**SUPPLIED RECORDS:**
* * * * *

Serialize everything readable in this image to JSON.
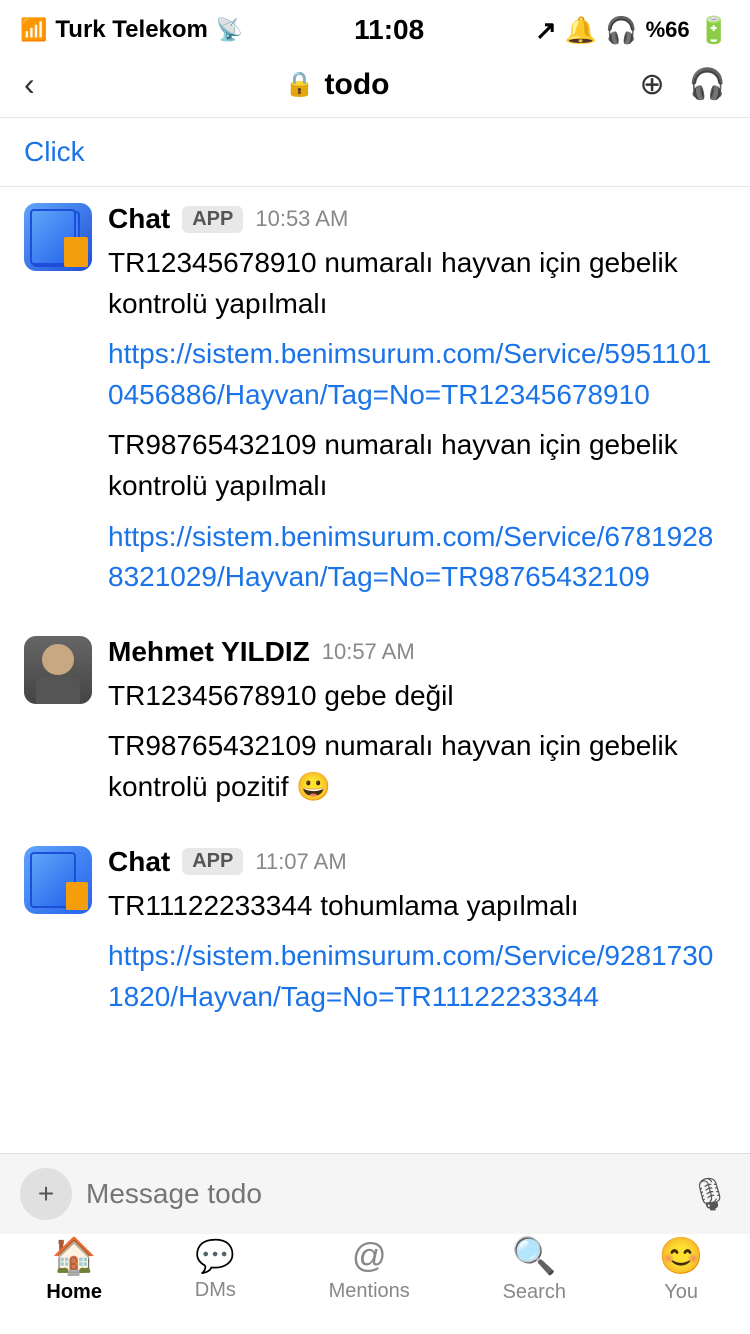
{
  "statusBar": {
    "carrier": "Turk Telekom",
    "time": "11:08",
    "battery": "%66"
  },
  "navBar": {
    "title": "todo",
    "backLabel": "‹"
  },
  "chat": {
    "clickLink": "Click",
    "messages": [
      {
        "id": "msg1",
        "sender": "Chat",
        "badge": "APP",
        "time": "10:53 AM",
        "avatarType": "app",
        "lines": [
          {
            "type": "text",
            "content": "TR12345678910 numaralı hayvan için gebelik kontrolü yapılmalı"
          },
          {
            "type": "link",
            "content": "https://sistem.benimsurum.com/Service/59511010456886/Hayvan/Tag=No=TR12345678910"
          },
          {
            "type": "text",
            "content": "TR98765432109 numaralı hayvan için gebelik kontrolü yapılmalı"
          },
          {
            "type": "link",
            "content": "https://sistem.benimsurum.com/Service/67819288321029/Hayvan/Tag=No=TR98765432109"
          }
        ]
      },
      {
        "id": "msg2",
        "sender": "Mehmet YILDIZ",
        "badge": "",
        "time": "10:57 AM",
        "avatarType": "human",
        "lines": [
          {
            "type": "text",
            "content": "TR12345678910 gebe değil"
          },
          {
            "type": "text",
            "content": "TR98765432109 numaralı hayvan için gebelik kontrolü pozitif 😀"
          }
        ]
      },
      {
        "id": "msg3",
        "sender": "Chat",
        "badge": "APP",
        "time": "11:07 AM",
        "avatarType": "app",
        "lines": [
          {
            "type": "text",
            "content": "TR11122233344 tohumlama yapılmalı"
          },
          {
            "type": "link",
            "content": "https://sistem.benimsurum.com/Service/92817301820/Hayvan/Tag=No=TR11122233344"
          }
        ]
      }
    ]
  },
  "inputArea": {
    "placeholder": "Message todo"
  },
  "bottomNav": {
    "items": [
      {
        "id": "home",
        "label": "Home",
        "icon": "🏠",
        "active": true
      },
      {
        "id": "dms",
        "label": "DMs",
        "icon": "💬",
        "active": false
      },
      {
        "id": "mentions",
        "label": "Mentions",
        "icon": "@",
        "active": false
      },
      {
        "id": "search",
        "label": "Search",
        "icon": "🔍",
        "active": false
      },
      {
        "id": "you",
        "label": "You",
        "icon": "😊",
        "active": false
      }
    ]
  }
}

* * * * *

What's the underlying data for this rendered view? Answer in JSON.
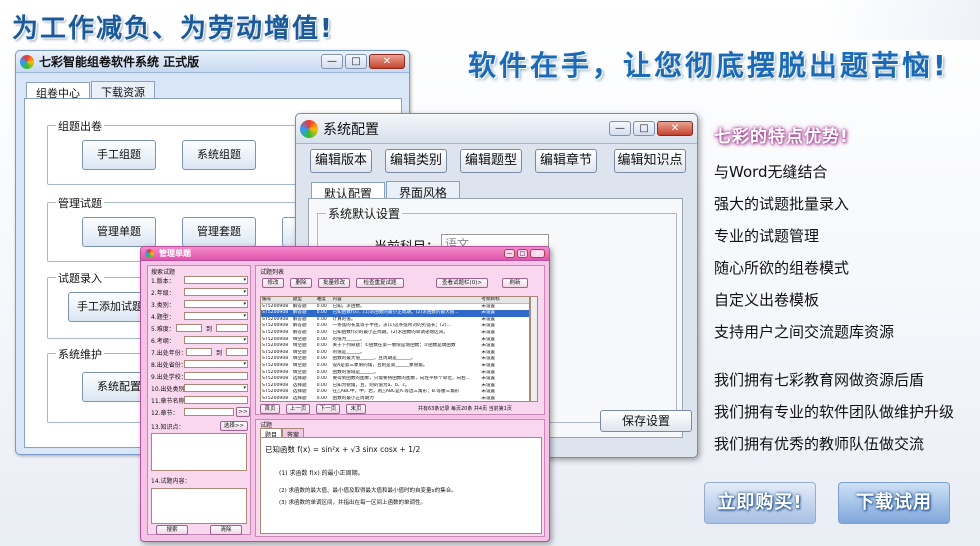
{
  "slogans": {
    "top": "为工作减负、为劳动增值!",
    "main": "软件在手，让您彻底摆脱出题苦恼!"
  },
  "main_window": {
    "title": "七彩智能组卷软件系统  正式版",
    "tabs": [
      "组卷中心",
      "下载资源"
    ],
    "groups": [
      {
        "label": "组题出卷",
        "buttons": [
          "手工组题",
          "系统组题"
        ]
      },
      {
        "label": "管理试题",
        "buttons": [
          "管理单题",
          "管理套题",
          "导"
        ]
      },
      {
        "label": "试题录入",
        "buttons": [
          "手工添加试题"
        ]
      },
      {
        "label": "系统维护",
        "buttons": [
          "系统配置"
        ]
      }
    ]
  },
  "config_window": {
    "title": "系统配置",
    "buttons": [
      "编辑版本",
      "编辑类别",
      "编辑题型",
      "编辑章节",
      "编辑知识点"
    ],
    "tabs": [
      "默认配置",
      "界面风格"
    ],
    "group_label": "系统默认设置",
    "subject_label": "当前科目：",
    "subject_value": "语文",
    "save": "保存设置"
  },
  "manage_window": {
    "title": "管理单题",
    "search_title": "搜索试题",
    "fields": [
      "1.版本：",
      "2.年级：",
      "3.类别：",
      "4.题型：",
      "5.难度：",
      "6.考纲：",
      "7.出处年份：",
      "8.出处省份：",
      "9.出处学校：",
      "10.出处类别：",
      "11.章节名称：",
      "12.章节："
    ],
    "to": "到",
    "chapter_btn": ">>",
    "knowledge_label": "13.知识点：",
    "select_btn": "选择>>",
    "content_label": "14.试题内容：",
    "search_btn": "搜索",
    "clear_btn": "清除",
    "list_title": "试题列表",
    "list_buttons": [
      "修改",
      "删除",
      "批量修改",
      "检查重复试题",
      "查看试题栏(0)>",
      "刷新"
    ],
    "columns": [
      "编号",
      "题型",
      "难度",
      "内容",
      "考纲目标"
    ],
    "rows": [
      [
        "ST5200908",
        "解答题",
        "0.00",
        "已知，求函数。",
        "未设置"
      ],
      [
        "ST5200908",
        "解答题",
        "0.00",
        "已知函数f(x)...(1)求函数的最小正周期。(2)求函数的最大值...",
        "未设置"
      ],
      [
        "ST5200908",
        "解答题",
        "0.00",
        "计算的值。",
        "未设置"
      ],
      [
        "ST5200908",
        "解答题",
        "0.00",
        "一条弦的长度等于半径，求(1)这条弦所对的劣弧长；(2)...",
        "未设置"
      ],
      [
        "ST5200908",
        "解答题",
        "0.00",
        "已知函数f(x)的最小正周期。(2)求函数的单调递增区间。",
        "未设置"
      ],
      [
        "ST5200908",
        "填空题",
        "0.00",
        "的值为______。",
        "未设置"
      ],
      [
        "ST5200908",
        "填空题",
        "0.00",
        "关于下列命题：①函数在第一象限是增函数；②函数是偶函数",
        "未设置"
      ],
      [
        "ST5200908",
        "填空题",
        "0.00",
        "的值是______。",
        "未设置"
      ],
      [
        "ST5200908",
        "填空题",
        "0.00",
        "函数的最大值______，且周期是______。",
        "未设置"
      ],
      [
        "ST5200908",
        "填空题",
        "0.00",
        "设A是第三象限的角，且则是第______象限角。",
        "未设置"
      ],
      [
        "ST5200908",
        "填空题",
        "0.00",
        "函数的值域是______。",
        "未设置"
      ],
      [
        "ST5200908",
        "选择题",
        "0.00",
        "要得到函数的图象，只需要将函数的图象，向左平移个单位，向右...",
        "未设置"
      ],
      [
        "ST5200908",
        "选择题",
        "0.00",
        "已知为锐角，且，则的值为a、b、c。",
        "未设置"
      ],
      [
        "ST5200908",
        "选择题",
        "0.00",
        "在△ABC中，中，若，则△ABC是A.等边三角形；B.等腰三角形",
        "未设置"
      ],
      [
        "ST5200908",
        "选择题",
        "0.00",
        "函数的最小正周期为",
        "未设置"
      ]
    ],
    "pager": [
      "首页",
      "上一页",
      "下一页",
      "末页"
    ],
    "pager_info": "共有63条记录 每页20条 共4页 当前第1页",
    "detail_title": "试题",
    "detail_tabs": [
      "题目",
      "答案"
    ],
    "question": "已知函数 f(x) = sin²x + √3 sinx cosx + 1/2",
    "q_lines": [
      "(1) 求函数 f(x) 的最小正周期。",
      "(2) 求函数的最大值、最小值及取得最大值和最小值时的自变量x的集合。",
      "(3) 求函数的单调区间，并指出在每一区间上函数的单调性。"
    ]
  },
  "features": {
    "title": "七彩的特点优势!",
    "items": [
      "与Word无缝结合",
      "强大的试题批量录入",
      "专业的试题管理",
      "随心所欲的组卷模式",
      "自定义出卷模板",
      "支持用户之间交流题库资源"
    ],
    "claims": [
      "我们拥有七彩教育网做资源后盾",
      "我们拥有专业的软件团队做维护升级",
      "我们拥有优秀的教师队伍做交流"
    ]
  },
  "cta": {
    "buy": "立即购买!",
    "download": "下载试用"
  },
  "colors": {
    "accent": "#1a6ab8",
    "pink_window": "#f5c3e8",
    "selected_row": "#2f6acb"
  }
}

* * * * *

**OBJECTIVE:**
Which lines contain "JSON"? Show each of them.

**SOLUTION FOR THIS PROBLEM:**
Serialize everything readable in this image to JSON.
What's the underlying data for this rendered view? Answer in JSON.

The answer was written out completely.